→ What is needed: Determine how many lines include "icon". Give the number and nothing else.

-----

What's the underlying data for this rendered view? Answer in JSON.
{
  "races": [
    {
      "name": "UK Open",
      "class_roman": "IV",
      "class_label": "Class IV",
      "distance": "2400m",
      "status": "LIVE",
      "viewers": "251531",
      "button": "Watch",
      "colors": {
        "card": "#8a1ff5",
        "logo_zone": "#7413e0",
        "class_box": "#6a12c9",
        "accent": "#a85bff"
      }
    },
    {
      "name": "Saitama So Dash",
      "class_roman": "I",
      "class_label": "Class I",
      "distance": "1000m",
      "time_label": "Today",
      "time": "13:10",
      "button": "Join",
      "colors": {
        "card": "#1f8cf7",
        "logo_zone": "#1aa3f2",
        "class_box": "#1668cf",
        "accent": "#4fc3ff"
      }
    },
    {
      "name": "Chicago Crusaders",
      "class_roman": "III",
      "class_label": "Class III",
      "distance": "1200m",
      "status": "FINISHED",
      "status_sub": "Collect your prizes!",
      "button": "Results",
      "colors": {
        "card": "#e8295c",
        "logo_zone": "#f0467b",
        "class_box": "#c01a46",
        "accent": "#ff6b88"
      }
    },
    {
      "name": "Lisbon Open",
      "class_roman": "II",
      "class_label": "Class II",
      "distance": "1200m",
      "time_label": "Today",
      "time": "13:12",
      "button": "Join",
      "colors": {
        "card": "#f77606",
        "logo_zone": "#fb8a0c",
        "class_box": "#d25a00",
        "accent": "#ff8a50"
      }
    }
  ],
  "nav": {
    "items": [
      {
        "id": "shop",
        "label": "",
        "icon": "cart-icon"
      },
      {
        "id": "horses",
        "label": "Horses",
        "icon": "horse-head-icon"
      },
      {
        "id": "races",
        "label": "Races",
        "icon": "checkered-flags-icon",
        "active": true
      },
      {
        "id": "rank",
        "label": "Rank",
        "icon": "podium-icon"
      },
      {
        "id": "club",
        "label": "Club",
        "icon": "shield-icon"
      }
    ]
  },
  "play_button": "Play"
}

-----

→ Correct response: 5